• **Given request**
Filter the lines below, copying only those with the string "unpaid".

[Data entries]
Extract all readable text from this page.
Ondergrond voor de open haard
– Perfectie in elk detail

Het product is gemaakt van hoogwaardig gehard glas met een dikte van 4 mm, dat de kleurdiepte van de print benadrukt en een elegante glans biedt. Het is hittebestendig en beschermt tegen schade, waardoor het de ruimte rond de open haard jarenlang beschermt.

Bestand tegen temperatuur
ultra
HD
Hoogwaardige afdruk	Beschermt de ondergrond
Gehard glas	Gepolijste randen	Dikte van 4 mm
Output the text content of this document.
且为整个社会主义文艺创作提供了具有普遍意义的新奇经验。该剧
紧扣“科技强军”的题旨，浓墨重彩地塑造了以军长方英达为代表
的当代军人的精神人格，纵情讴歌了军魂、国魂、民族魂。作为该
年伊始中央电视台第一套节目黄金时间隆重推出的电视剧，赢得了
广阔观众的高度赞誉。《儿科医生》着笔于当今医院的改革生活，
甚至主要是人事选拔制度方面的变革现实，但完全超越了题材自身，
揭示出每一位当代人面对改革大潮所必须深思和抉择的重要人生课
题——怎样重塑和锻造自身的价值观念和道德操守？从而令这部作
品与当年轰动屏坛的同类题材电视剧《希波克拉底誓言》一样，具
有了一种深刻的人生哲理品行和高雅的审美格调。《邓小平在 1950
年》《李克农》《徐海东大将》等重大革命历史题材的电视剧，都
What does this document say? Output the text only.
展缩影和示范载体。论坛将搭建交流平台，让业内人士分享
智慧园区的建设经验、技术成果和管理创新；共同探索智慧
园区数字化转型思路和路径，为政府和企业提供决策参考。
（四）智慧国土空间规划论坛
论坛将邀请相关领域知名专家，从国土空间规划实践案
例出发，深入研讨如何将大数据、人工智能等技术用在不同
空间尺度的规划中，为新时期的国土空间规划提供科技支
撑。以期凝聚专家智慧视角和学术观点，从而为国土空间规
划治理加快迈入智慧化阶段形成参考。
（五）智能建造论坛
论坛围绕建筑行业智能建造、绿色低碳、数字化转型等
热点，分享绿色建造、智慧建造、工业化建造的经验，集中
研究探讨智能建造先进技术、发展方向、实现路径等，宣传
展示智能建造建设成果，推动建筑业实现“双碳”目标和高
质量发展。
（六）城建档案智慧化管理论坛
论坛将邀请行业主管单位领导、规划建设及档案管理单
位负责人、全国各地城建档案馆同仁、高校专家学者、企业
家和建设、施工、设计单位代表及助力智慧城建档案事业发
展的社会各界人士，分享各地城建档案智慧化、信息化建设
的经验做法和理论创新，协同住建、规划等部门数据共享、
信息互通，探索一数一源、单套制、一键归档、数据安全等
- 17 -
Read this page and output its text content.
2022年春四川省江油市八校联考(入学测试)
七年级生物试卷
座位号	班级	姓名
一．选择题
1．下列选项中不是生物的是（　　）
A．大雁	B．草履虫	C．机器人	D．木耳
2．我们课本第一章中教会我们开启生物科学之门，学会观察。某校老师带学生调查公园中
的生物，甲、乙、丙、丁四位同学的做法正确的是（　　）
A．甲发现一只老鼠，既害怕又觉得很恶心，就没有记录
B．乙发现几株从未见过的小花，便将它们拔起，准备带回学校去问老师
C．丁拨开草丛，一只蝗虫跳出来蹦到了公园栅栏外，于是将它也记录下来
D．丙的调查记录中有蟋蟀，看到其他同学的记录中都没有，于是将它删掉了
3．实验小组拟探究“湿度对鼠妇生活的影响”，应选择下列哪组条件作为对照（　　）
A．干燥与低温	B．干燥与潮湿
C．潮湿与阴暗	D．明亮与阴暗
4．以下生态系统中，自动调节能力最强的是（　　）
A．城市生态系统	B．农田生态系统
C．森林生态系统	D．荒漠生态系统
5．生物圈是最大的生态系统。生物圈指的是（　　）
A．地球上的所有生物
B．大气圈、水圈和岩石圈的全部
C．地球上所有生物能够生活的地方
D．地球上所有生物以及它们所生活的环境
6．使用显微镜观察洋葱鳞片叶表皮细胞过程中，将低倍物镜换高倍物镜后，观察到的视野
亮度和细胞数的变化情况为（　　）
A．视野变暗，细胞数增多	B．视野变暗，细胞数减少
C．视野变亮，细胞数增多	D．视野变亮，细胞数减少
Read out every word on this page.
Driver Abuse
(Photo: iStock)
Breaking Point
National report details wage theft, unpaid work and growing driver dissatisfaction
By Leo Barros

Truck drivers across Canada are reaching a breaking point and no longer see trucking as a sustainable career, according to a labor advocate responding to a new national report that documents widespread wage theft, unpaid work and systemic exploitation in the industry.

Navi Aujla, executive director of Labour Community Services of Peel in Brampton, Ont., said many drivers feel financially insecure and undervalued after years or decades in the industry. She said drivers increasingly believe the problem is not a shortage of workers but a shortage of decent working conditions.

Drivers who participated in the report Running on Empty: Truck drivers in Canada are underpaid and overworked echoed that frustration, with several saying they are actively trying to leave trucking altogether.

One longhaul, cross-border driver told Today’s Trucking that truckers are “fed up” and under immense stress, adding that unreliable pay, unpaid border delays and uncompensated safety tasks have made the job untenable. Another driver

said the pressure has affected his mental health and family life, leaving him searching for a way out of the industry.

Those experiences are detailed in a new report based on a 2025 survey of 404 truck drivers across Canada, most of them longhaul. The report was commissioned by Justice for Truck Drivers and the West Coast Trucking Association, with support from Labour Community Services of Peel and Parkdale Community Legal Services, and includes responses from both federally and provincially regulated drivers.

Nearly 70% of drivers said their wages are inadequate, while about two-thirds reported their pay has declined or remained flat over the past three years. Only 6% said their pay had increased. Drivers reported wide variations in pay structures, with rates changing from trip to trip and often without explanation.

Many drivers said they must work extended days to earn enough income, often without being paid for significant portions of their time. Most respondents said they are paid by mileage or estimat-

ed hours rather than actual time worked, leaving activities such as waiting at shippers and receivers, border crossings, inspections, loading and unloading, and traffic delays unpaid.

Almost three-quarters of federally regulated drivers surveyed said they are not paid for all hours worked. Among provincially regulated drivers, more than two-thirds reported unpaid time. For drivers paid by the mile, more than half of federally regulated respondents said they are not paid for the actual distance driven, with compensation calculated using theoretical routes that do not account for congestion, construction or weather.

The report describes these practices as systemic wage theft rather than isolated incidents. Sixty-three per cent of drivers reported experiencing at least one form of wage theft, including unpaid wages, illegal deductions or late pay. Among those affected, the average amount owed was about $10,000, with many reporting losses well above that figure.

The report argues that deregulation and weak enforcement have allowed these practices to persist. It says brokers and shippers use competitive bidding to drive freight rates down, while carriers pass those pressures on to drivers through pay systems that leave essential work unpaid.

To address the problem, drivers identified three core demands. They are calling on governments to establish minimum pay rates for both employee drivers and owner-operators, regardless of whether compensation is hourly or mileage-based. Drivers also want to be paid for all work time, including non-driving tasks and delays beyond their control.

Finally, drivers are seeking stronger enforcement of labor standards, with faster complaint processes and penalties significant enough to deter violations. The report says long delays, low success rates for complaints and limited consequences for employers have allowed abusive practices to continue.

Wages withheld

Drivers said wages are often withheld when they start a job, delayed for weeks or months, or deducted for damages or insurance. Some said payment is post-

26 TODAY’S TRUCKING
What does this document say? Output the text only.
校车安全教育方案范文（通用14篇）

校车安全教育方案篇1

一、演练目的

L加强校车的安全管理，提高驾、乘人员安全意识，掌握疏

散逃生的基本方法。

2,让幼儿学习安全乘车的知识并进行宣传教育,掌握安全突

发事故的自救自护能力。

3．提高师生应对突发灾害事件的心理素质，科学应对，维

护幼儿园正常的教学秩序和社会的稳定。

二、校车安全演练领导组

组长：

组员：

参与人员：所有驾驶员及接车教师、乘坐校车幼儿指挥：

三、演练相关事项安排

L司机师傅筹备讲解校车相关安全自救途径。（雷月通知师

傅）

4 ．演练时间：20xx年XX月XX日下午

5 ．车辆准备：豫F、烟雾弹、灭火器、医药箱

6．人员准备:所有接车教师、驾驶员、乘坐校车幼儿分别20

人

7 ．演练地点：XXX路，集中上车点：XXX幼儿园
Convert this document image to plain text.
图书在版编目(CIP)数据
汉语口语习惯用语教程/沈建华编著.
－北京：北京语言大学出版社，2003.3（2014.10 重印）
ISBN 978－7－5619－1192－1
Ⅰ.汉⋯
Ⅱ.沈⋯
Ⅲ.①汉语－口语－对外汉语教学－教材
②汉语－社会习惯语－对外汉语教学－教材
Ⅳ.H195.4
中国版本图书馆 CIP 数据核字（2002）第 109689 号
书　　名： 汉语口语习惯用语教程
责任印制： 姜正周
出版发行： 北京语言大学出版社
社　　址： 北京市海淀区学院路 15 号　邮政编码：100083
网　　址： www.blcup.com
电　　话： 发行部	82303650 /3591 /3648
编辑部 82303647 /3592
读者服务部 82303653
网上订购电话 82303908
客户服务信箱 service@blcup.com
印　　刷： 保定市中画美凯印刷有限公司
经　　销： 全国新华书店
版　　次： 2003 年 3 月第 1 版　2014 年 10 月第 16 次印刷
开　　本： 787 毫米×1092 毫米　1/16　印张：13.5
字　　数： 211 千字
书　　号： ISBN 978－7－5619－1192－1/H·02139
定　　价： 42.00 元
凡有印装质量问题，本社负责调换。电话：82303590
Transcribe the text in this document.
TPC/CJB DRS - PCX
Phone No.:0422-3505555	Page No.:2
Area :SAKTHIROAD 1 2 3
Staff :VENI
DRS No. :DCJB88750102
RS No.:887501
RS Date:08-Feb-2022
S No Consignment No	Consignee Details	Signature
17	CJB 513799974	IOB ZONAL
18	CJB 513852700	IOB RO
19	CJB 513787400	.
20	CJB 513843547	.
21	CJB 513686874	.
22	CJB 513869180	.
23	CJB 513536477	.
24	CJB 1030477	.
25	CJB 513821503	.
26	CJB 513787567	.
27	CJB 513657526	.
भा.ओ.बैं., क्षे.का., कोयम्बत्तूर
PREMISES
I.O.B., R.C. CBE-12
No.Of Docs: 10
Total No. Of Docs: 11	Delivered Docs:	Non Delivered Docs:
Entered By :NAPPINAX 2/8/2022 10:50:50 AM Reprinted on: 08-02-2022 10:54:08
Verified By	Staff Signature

• **The completed task**
National report details wage theft, unpaid work and growing driver dissatisfaction
Truck drivers across Canada are reaching a breaking point and no longer see trucking as a sustainable career, according to a labor advocate responding to a new national report that documents widespread wage theft, unpaid work and systemic exploitation in the industry.
One longhaul, cross-border driver told Today’s Trucking that truckers are “fed up” and under immense stress, adding that unreliable pay, unpaid border delays and uncompensated safety tasks have made the job untenable. Another driver
ed hours rather than actual time worked, leaving activities such as waiting at shippers and receivers, border crossings, inspections, loading and unloading, and traffic delays unpaid.
Almost three-quarters of federally regulated drivers surveyed said they are not paid for all hours worked. Among provincially regulated drivers, more than two-thirds reported unpaid time. For drivers paid by the mile, more than half of federally regulated respondents said they are not paid for the actual distance driven, with compensation calculated using theoretical routes that do not account for congestion, construction or weather.
The report describes these practices as systemic wage theft rather than isolated incidents. Sixty-three per cent of drivers reported experiencing at least one form of wage theft, including unpaid wages, illegal deductions or late pay. Among those affected, the average amount owed was about $10,000, with many reporting losses well above that figure.
The report argues that deregulation and weak enforcement have allowed these practices to persist. It says brokers and shippers use competitive bidding to drive freight rates down, while carriers pass those pressures on to drivers through pay systems that leave essential work unpaid.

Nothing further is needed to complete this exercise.